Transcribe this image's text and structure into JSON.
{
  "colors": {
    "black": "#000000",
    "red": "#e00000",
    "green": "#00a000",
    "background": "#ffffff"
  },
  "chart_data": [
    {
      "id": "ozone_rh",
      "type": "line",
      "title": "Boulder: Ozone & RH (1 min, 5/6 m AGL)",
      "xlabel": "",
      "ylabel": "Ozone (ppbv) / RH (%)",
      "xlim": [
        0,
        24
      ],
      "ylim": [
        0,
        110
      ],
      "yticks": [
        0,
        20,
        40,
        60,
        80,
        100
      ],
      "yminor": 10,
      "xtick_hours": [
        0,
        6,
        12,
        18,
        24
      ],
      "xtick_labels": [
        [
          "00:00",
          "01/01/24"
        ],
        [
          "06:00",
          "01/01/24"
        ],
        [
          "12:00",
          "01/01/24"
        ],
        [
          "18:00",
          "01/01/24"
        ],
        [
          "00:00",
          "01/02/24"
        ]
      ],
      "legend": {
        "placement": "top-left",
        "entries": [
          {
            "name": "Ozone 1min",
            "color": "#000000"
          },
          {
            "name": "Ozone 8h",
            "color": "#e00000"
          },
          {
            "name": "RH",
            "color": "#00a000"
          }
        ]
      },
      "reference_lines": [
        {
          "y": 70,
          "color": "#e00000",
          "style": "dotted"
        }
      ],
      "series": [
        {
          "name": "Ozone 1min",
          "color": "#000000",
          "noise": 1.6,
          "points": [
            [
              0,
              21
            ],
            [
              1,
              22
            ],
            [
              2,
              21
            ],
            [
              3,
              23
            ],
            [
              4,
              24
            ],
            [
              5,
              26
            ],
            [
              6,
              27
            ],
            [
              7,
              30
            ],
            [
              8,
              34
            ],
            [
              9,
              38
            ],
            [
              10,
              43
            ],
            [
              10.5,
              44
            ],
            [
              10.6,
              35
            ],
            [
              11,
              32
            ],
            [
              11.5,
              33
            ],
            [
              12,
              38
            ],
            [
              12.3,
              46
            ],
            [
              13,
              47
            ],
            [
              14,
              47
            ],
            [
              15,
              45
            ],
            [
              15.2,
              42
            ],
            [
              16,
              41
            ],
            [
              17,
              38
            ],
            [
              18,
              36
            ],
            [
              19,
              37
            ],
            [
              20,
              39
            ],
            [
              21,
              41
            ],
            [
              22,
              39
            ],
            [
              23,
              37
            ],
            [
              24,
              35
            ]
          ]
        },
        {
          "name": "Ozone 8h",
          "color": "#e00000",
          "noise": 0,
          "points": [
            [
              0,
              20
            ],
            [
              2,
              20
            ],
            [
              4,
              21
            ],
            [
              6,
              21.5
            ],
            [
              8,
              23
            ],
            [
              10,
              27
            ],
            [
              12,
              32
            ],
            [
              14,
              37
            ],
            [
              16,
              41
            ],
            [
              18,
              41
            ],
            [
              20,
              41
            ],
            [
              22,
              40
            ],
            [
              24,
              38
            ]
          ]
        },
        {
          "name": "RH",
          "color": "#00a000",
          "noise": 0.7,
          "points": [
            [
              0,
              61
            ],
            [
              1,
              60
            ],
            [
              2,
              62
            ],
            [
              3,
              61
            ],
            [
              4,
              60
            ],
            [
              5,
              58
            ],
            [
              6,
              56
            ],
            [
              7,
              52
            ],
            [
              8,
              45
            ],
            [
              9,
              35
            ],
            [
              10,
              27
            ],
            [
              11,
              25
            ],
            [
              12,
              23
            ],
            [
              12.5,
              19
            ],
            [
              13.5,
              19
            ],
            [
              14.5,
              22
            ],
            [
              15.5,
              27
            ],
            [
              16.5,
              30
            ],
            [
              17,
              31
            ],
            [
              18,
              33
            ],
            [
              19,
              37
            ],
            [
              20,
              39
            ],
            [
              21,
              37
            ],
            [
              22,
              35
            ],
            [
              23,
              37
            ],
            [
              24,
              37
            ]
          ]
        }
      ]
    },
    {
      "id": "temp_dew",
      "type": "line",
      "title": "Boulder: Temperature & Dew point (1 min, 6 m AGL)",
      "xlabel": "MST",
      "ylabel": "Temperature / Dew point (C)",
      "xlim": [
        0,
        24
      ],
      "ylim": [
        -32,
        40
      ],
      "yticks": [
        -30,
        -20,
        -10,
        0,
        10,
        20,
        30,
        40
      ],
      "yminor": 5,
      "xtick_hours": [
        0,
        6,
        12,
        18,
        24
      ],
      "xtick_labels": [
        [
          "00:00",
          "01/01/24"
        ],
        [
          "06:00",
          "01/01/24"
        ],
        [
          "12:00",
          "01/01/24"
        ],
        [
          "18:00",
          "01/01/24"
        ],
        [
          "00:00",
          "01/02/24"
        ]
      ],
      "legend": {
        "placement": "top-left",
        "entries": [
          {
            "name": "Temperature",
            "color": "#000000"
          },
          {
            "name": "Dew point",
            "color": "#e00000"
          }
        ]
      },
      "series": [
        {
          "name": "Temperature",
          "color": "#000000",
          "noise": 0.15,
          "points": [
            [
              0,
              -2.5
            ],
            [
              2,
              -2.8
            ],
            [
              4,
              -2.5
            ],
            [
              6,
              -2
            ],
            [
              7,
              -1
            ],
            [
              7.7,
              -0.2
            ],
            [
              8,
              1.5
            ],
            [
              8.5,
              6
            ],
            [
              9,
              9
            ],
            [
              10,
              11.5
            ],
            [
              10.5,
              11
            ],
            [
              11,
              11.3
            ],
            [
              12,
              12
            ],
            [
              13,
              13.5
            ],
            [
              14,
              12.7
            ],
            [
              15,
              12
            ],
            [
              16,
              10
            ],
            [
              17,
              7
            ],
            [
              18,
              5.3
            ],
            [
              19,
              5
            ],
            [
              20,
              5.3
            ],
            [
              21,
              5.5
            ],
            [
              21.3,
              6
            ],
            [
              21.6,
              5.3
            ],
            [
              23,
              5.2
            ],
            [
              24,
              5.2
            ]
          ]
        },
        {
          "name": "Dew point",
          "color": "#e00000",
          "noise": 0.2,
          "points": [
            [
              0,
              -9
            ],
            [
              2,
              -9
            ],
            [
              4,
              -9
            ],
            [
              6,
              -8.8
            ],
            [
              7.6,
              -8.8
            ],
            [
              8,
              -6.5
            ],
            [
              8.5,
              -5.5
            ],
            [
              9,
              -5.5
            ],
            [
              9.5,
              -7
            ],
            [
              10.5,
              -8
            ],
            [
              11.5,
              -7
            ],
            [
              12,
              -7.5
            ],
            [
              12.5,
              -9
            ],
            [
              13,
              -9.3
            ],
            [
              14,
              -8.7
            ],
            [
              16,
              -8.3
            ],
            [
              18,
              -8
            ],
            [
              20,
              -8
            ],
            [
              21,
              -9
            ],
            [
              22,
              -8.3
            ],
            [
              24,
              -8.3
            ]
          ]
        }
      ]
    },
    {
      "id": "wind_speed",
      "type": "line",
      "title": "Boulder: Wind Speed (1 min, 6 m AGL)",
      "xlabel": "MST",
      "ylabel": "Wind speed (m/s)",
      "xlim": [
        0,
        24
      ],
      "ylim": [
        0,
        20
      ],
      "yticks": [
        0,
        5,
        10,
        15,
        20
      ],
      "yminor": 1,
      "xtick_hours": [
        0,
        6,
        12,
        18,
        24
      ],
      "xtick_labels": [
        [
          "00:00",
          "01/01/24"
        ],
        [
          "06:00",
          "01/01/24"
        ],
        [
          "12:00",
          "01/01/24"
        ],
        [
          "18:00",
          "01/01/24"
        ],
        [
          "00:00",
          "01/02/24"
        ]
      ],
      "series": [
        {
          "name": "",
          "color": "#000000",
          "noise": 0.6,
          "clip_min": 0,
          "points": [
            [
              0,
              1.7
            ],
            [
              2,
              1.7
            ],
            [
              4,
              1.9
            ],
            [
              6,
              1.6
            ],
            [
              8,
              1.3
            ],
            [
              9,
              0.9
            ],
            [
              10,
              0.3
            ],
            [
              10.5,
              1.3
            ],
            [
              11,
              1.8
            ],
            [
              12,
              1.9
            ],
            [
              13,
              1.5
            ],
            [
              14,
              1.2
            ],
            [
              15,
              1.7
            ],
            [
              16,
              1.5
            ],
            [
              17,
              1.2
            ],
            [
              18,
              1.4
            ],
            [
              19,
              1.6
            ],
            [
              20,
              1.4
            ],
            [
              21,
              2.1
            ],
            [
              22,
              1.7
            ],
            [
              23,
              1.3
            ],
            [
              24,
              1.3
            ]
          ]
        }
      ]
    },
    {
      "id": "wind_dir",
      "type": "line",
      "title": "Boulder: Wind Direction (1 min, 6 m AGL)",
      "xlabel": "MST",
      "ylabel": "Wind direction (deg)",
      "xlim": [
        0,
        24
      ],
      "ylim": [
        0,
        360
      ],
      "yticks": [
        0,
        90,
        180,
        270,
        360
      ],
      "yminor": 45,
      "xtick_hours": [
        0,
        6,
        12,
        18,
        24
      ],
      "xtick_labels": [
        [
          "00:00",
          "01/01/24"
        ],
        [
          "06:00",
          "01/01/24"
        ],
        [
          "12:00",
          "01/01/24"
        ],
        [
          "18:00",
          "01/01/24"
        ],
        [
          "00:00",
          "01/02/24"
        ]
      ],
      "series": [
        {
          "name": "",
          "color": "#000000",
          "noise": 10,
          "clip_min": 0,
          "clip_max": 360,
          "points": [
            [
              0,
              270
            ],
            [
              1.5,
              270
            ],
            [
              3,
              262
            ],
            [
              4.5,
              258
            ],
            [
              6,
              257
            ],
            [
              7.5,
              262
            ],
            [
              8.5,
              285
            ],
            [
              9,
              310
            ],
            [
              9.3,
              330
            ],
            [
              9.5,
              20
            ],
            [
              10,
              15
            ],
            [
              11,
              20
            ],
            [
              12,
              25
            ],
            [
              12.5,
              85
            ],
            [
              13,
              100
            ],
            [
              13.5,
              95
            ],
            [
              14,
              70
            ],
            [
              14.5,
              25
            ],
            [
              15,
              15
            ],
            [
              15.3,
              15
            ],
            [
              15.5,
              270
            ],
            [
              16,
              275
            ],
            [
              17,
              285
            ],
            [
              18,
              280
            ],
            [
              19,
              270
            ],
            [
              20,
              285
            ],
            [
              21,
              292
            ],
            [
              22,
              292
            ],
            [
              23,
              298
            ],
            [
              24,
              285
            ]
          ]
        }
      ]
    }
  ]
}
+ + +
Copy every line of the listing that includes the string "noise".

          "noise": 1.6,
          "noise": 0,
          "noise": 0.7,
          "noise": 0.15,
          "noise": 0.2,
          "noise": 0.6,
          "noise": 10,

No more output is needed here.